[Raw records]
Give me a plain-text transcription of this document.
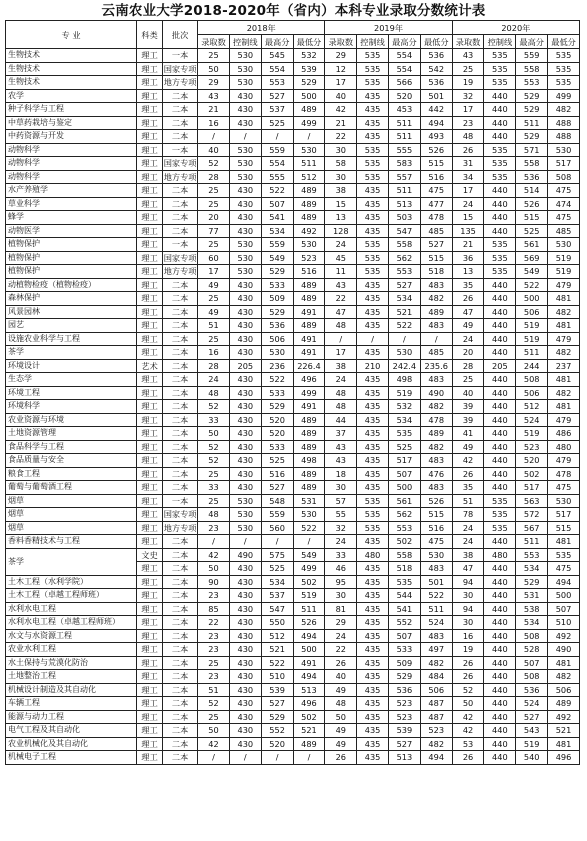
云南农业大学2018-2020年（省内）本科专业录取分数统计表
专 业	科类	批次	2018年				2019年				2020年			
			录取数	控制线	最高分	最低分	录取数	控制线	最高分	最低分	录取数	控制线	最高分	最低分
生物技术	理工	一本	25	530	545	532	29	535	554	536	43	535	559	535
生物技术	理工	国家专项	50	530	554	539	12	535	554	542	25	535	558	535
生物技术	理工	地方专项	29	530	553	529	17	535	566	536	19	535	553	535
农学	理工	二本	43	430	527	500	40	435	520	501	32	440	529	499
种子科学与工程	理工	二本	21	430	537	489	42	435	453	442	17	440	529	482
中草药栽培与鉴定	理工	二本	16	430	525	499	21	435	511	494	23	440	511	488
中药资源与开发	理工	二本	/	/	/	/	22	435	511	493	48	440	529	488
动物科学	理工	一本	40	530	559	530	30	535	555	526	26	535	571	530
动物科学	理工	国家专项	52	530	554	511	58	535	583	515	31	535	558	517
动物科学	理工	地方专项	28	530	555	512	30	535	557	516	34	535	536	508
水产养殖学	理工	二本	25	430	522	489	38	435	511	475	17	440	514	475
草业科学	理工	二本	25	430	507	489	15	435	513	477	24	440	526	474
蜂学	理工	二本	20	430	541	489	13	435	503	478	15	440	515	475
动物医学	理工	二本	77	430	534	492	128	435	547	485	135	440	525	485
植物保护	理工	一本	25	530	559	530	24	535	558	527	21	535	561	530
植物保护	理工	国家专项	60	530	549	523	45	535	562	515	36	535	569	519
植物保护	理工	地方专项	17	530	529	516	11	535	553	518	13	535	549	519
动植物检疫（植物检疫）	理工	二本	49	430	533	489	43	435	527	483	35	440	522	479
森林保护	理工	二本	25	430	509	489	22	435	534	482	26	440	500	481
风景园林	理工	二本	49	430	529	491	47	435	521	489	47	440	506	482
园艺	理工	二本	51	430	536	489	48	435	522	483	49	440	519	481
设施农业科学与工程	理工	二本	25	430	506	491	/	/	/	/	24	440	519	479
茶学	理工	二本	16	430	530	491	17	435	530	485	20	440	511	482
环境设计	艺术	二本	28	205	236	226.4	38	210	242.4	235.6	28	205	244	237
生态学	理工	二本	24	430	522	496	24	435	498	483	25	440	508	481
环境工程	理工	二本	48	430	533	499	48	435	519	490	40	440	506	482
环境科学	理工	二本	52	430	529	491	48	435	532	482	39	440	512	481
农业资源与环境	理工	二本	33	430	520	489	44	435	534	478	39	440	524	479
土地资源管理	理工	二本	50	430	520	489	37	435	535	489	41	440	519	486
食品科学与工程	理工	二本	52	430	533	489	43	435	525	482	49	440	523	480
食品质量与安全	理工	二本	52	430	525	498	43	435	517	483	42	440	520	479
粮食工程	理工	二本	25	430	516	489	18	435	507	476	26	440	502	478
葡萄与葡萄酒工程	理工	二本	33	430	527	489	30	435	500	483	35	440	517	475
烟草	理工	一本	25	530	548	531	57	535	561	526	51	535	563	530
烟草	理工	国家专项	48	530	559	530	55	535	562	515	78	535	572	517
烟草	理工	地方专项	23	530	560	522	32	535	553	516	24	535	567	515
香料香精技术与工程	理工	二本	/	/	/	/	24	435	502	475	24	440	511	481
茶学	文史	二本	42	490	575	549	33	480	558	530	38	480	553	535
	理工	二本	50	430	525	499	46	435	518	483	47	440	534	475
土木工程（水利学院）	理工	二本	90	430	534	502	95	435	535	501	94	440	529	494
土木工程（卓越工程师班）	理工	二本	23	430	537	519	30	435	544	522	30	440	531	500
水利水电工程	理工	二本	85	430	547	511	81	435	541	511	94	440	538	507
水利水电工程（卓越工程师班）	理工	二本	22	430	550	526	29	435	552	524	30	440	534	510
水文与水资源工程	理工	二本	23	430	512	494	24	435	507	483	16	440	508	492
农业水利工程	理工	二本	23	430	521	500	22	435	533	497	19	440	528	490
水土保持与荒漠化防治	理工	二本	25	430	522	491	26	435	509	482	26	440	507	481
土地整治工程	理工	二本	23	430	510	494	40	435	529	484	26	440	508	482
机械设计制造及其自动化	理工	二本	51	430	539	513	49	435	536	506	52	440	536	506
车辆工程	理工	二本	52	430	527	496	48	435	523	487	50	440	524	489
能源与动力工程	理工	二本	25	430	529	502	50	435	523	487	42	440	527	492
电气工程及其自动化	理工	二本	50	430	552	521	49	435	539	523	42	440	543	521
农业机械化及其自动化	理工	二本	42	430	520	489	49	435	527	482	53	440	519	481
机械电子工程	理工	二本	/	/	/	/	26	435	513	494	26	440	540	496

## Exercise details
Omit the pictures, then quote the rest of the material above exactly.

## Result
Give me a plain-text transcription of this document.
云南农业大学2018-2020年（省内）本科专业录取分数统计表
专 业	科类	批次	2018年				2019年				2020年			
			录取数	控制线	最高分	最低分	录取数	控制线	最高分	最低分	录取数	控制线	最高分	最低分
生物技术	理工	一本	25	530	545	532	29	535	554	536	43	535	559	535
生物技术	理工	国家专项	50	530	554	539	12	535	554	542	25	535	558	535
生物技术	理工	地方专项	29	530	553	529	17	535	566	536	19	535	553	535
农学	理工	二本	43	430	527	500	40	435	520	501	32	440	529	499
种子科学与工程	理工	二本	21	430	537	489	42	435	453	442	17	440	529	482
中草药栽培与鉴定	理工	二本	16	430	525	499	21	435	511	494	23	440	511	488
中药资源与开发	理工	二本	/	/	/	/	22	435	511	493	48	440	529	488
动物科学	理工	一本	40	530	559	530	30	535	555	526	26	535	571	530
动物科学	理工	国家专项	52	530	554	511	58	535	583	515	31	535	558	517
动物科学	理工	地方专项	28	530	555	512	30	535	557	516	34	535	536	508
水产养殖学	理工	二本	25	430	522	489	38	435	511	475	17	440	514	475
草业科学	理工	二本	25	430	507	489	15	435	513	477	24	440	526	474
蜂学	理工	二本	20	430	541	489	13	435	503	478	15	440	515	475
动物医学	理工	二本	77	430	534	492	128	435	547	485	135	440	525	485
植物保护	理工	一本	25	530	559	530	24	535	558	527	21	535	561	530
植物保护	理工	国家专项	60	530	549	523	45	535	562	515	36	535	569	519
植物保护	理工	地方专项	17	530	529	516	11	535	553	518	13	535	549	519
动植物检疫（植物检疫）	理工	二本	49	430	533	489	43	435	527	483	35	440	522	479
森林保护	理工	二本	25	430	509	489	22	435	534	482	26	440	500	481
风景园林	理工	二本	49	430	529	491	47	435	521	489	47	440	506	482
园艺	理工	二本	51	430	536	489	48	435	522	483	49	440	519	481
设施农业科学与工程	理工	二本	25	430	506	491	/	/	/	/	24	440	519	479
茶学	理工	二本	16	430	530	491	17	435	530	485	20	440	511	482
环境设计	艺术	二本	28	205	236	226.4	38	210	242.4	235.6	28	205	244	237
生态学	理工	二本	24	430	522	496	24	435	498	483	25	440	508	481
环境工程	理工	二本	48	430	533	499	48	435	519	490	40	440	506	482
环境科学	理工	二本	52	430	529	491	48	435	532	482	39	440	512	481
农业资源与环境	理工	二本	33	430	520	489	44	435	534	478	39	440	524	479
土地资源管理	理工	二本	50	430	520	489	37	435	535	489	41	440	519	486
食品科学与工程	理工	二本	52	430	533	489	43	435	525	482	49	440	523	480
食品质量与安全	理工	二本	52	430	525	498	43	435	517	483	42	440	520	479
粮食工程	理工	二本	25	430	516	489	18	435	507	476	26	440	502	478
葡萄与葡萄酒工程	理工	二本	33	430	527	489	30	435	500	483	35	440	517	475
烟草	理工	一本	25	530	548	531	57	535	561	526	51	535	563	530
烟草	理工	国家专项	48	530	559	530	55	535	562	515	78	535	572	517
烟草	理工	地方专项	23	530	560	522	32	535	553	516	24	535	567	515
香料香精技术与工程	理工	二本	/	/	/	/	24	435	502	475	24	440	511	481
茶学	文史	二本	42	490	575	549	33	480	558	530	38	480	553	535
	理工	二本	50	430	525	499	46	435	518	483	47	440	534	475
土木工程（水利学院）	理工	二本	90	430	534	502	95	435	535	501	94	440	529	494
土木工程（卓越工程师班）	理工	二本	23	430	537	519	30	435	544	522	30	440	531	500
水利水电工程	理工	二本	85	430	547	511	81	435	541	511	94	440	538	507
水利水电工程（卓越工程师班）	理工	二本	22	430	550	526	29	435	552	524	30	440	534	510
水文与水资源工程	理工	二本	23	430	512	494	24	435	507	483	16	440	508	492
农业水利工程	理工	二本	23	430	521	500	22	435	533	497	19	440	528	490
水土保持与荒漠化防治	理工	二本	25	430	522	491	26	435	509	482	26	440	507	481
土地整治工程	理工	二本	23	430	510	494	40	435	529	484	26	440	508	482
机械设计制造及其自动化	理工	二本	51	430	539	513	49	435	536	506	52	440	536	506
车辆工程	理工	二本	52	430	527	496	48	435	523	487	50	440	524	489
能源与动力工程	理工	二本	25	430	529	502	50	435	523	487	42	440	527	492
电气工程及其自动化	理工	二本	50	430	552	521	49	435	539	523	42	440	543	521
农业机械化及其自动化	理工	二本	42	430	520	489	49	435	527	482	53	440	519	481
机械电子工程	理工	二本	/	/	/	/	26	435	513	494	26	440	540	496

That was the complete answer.